+++ EXERCISE MATERIAL

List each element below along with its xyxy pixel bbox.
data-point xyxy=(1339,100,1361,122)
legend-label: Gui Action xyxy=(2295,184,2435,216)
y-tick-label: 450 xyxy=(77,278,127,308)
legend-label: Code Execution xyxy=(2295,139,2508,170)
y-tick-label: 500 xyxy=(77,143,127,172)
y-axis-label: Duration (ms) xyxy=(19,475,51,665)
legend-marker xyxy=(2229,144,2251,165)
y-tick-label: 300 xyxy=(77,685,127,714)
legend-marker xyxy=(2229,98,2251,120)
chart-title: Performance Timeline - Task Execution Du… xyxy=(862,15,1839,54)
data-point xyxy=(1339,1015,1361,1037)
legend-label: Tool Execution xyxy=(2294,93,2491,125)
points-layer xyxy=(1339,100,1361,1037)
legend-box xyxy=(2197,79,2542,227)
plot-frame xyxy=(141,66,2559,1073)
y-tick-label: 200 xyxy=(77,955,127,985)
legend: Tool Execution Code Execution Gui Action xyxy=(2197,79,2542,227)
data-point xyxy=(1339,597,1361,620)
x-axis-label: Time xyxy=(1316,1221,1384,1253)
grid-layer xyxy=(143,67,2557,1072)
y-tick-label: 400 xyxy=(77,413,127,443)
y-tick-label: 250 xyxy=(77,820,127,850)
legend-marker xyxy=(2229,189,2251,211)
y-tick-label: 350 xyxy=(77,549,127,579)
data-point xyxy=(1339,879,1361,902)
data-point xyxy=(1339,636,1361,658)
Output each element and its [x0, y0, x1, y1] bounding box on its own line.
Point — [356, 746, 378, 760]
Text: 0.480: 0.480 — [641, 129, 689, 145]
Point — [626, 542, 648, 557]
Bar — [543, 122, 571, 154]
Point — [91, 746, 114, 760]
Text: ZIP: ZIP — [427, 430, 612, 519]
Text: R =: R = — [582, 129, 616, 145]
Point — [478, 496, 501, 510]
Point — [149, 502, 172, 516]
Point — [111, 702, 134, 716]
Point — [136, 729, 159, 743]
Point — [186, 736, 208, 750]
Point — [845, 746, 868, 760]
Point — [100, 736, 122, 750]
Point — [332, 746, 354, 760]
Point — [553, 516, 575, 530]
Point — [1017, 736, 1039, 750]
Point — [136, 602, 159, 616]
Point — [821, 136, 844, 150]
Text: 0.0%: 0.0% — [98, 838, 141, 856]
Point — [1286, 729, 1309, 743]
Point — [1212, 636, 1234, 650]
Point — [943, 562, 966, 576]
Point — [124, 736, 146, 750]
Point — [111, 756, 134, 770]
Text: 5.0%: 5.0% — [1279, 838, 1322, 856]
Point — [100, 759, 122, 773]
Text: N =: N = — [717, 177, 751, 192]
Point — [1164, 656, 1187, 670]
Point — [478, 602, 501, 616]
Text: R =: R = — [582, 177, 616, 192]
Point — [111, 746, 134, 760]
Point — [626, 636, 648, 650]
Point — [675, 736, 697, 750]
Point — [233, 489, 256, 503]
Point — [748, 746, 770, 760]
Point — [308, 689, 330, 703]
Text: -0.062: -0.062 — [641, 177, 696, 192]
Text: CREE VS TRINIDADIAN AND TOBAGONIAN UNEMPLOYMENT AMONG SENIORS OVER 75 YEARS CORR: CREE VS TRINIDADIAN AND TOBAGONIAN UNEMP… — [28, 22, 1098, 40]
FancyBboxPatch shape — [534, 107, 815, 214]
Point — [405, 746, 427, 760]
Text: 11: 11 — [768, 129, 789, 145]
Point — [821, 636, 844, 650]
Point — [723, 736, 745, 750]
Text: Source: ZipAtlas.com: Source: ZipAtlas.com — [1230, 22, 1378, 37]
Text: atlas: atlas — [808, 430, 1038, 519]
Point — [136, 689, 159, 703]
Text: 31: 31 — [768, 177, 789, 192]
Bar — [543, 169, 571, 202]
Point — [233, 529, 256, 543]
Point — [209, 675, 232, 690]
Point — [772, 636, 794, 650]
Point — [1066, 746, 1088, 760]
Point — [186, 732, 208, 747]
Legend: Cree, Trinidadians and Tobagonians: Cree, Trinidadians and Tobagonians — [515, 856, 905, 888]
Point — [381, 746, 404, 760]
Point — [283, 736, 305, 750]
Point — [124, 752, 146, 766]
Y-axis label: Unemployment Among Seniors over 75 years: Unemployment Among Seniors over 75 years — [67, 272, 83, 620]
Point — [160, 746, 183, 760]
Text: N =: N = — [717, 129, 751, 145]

++++++

EXERCISE: Can you arrange every line of the data above as a JSON list of strings, one string per line, leaving out any blank lines?

FULL ANSWER:
[
  "List each element below along with its xyxy pixel bbox.",
  "data-point xyxy=(1339,100,1361,122)",
  "legend-label: Gui Action xyxy=(2295,184,2435,216)",
  "y-tick-label: 450 xyxy=(77,278,127,308)",
  "legend-label: Code Execution xyxy=(2295,139,2508,170)",
  "y-tick-label: 500 xyxy=(77,143,127,172)",
  "y-axis-label: Duration (ms) xyxy=(19,475,51,665)",
  "legend-marker xyxy=(2229,144,2251,165)",
  "y-tick-label: 300 xyxy=(77,685,127,714)",
  "legend-marker xyxy=(2229,98,2251,120)",
  "chart-title: Performance Timeline - Task Execution Du… xyxy=(862,15,1839,54)",
  "data-point xyxy=(1339,1015,1361,1037)",
  "legend-label: Tool Execution xyxy=(2294,93,2491,125)",
  "points-layer xyxy=(1339,100,1361,1037)",
  "legend-box xyxy=(2197,79,2542,227)",
  "plot-frame xyxy=(141,66,2559,1073)",
  "y-tick-label: 200 xyxy=(77,955,127,985)",
  "legend: Tool Execution Code Execution Gui Action xyxy=(2197,79,2542,227)",
  "data-point xyxy=(1339,597,1361,620)",
  "x-axis-label: Time xyxy=(1316,1221,1384,1253)",
  "grid-layer xyxy=(143,67,2557,1072)",
  "y-tick-label: 400 xyxy=(77,413,127,443)",
  "y-tick-label: 250 xyxy=(77,820,127,850)",
  "legend-marker xyxy=(2229,189,2251,211)",
  "y-tick-label: 350 xyxy=(77,549,127,579)",
  "data-point xyxy=(1339,879,1361,902)",
  "data-point xyxy=(1339,636,1361,658)",
  "Output each element and its [x0, y0, x1, y1] bounding box on its own line.",
  "Point — [356, 746, 378, 760]",
  "Text: 0.480: 0.480 — [641, 129, 689, 145]",
  "Point — [626, 542, 648, 557]",
  "Bar — [543, 122, 571, 154]",
  "Point — [91, 746, 114, 760]",
  "Text: ZIP: ZIP — [427, 430, 612, 519]",
  "Text: R =: R = — [582, 129, 616, 145]",
  "Point — [478, 496, 501, 510]",
  "Point — [149, 502, 172, 516]",
  "Point — [111, 702, 134, 716]",
  "Point — [136, 729, 159, 743]",
  "Point — [186, 736, 208, 750]",
  "Point — [845, 746, 868, 760]",
  "Point — [100, 736, 122, 750]",
  "Point — [332, 746, 354, 760]",
  "Point — [553, 516, 575, 530]",
  "Point — [1017, 736, 1039, 750]",
  "Point — [136, 602, 159, 616]",
  "Point — [821, 136, 844, 150]",
  "Text: 0.0%: 0.0% — [98, 838, 141, 856]",
  "Point — [1286, 729, 1309, 743]",
  "Point — [1212, 636, 1234, 650]",
  "Point — [943, 562, 966, 576]",
  "Point — [124, 736, 146, 750]",
  "Point — [111, 756, 134, 770]",
  "Text: 5.0%: 5.0% — [1279, 838, 1322, 856]",
  "Point — [100, 759, 122, 773]",
  "Text: N =: N = — [717, 177, 751, 192]",
  "Point — [1164, 656, 1187, 670]",
  "Point — [478, 602, 501, 616]",
  "Text: R =: R = — [582, 177, 616, 192]",
  "Point — [111, 746, 134, 760]",
  "Point — [626, 636, 648, 650]",
  "Point — [675, 736, 697, 750]",
  "Point — [233, 489, 256, 503]",
  "Point — [748, 746, 770, 760]",
  "Point — [308, 689, 330, 703]",
  "Text: -0.062: -0.062 — [641, 177, 696, 192]",
  "Text: CREE VS TRINIDADIAN AND TOBAGONIAN UNEMPLOYMENT AMONG SENIORS OVER 75 YEARS CORR: CREE VS TRINIDADIAN AND TOBAGONIAN UNEMP… — [28, 22, 1098, 40]",
  "FancyBboxPatch shape — [534, 107, 815, 214]",
  "Point — [405, 746, 427, 760]",
  "Text: 11: 11 — [768, 129, 789, 145]",
  "Point — [821, 636, 844, 650]",
  "Point — [723, 736, 745, 750]",
  "Text: Source: ZipAtlas.com: Source: ZipAtlas.com — [1230, 22, 1378, 37]",
  "Text: atlas: atlas — [808, 430, 1038, 519]",
  "Point — [136, 689, 159, 703]",
  "Text: 31: 31 — [768, 177, 789, 192]",
  "Bar — [543, 169, 571, 202]",
  "Point — [233, 529, 256, 543]",
  "Point — [209, 675, 232, 690]",
  "Point — [772, 636, 794, 650]",
  "Point — [1066, 746, 1088, 760]",
  "Point — [186, 732, 208, 747]",
  "Legend: Cree, Trinidadians and Tobagonians: Cree, Trinidadians and Tobagonians — [515, 856, 905, 888]",
  "Point — [381, 746, 404, 760]",
  "Point — [283, 736, 305, 750]",
  "Point — [124, 752, 146, 766]",
  "Y-axis label: Unemployment Among Seniors over 75 years: Unemployment Among Seniors over 75 years — [67, 272, 83, 620]",
  "Point — [160, 746, 183, 760]",
  "Text: N =: N = — [717, 129, 751, 145]"
]